▸ THE EXERCISE: Your answer is a single number: the count of lines that contain the string "using".

***** SUPPLIED MATERIAL

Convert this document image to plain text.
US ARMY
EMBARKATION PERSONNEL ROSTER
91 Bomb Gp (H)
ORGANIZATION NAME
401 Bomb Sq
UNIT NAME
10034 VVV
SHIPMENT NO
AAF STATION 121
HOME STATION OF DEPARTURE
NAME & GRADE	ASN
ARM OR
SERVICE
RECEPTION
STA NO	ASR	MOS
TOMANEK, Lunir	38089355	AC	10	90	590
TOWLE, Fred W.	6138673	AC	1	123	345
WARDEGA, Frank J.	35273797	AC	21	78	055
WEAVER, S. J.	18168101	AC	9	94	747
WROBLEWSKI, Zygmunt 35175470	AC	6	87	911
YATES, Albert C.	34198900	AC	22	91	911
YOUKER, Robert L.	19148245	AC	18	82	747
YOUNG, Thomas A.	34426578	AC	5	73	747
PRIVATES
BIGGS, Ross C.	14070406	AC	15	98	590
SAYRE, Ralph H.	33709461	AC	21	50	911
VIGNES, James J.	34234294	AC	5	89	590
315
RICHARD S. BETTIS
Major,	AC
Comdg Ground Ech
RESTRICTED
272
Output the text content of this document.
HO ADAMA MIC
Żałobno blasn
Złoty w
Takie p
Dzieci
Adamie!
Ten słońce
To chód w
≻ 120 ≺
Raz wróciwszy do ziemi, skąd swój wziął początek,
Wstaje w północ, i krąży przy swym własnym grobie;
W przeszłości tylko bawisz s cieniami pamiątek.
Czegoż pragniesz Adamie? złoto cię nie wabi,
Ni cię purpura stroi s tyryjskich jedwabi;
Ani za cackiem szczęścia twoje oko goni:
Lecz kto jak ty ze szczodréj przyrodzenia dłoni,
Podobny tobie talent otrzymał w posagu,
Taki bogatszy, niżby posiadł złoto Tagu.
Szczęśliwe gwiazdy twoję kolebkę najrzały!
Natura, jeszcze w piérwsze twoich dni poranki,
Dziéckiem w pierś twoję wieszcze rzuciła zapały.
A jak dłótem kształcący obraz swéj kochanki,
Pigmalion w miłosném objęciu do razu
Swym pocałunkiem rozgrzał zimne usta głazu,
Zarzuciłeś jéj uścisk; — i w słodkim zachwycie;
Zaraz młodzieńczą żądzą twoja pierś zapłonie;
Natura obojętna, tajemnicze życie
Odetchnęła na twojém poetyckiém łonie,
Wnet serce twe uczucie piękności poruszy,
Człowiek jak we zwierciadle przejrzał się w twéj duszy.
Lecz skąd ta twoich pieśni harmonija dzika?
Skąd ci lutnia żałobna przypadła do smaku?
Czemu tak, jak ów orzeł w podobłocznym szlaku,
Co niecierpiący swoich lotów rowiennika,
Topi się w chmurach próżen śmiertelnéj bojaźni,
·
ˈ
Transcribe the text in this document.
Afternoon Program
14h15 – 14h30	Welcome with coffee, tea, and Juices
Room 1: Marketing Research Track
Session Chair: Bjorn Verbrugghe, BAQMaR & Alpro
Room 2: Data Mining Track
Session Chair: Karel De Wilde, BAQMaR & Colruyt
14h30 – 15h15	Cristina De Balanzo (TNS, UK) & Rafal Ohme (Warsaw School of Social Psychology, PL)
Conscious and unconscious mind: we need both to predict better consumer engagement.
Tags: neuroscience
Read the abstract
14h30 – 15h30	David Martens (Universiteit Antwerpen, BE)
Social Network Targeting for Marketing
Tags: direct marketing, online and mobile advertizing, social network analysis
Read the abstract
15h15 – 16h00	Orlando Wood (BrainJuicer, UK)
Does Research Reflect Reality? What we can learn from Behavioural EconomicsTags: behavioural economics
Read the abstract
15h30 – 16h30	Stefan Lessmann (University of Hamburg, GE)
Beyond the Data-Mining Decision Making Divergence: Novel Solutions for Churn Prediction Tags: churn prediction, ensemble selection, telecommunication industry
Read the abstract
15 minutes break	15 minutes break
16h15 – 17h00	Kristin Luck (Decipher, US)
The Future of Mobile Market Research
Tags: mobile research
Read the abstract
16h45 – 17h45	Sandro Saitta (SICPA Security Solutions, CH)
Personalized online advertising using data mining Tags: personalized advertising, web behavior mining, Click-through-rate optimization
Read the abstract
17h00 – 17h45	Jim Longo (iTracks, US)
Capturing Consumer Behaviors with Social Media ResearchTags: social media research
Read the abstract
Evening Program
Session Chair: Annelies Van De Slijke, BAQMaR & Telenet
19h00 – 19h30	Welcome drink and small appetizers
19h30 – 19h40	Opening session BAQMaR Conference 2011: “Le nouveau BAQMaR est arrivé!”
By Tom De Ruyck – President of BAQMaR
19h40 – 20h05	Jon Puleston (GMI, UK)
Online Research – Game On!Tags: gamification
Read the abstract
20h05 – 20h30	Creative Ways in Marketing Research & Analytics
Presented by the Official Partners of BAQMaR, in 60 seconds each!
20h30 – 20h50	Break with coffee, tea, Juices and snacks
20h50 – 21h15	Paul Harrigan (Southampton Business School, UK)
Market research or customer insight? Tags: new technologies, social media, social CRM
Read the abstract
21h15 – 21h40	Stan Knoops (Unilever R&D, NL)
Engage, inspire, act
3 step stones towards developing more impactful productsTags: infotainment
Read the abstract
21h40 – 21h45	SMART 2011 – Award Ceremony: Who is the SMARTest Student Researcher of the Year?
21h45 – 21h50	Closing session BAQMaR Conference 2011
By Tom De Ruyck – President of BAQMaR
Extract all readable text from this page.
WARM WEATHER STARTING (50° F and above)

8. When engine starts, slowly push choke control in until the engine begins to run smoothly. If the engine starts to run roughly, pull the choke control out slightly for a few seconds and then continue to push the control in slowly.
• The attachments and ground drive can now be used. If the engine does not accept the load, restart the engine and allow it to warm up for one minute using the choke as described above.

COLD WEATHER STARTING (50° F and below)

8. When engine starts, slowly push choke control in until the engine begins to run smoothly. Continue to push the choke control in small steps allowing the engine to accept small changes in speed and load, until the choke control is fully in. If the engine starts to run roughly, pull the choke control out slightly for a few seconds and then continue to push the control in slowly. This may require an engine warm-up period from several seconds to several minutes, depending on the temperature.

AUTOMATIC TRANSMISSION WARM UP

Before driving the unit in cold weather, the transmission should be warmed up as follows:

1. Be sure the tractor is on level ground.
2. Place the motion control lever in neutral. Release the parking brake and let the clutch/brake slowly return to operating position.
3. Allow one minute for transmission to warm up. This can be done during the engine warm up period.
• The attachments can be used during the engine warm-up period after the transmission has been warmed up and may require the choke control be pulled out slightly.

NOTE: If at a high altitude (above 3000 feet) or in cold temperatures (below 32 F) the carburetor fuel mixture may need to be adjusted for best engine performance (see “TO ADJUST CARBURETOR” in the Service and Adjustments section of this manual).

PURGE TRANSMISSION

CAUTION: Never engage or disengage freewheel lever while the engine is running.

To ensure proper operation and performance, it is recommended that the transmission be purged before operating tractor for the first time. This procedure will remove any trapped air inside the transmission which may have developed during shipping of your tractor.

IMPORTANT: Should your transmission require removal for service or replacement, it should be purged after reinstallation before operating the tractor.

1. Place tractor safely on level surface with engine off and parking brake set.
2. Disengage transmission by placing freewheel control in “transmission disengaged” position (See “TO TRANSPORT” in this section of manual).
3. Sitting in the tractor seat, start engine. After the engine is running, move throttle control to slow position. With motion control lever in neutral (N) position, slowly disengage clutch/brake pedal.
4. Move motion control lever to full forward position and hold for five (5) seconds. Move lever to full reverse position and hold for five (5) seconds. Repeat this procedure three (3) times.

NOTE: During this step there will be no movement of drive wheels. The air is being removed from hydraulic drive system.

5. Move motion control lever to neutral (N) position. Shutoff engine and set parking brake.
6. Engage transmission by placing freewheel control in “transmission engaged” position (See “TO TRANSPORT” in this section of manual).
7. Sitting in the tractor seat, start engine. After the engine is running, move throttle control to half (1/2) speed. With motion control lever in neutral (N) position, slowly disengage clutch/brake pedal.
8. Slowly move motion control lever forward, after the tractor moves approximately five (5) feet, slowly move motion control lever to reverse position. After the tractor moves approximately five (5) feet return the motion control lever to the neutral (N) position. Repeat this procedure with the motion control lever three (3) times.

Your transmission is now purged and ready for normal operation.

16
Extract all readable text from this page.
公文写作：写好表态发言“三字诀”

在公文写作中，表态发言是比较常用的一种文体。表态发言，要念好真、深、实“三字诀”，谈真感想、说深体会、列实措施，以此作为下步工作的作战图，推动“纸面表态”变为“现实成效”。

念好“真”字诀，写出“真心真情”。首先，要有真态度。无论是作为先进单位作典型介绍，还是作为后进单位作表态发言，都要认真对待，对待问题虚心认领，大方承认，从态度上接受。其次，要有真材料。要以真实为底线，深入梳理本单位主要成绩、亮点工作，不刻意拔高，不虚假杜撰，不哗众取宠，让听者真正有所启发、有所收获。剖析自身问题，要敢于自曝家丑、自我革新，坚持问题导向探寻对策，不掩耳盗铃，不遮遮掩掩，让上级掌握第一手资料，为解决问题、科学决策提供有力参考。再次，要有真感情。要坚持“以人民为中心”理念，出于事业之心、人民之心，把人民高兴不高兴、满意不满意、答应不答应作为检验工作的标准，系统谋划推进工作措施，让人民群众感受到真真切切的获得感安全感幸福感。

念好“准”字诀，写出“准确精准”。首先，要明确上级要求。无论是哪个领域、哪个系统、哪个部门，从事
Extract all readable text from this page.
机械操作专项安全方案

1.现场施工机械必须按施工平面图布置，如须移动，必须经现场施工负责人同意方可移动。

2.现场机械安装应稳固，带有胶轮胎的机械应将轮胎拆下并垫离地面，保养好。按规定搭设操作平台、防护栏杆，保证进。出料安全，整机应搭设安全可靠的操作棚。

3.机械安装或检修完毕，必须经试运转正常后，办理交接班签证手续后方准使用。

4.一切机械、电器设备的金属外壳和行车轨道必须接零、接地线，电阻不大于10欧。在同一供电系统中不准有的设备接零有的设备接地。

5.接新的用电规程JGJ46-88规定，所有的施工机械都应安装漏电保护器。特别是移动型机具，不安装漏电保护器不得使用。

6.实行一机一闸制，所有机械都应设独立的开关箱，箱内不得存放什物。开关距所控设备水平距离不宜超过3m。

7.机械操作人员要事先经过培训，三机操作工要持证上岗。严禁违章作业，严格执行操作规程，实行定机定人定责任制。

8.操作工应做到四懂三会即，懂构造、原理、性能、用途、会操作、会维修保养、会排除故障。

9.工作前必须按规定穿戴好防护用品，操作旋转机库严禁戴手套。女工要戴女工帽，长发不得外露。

**********

▸ ANSWER BELOW: 2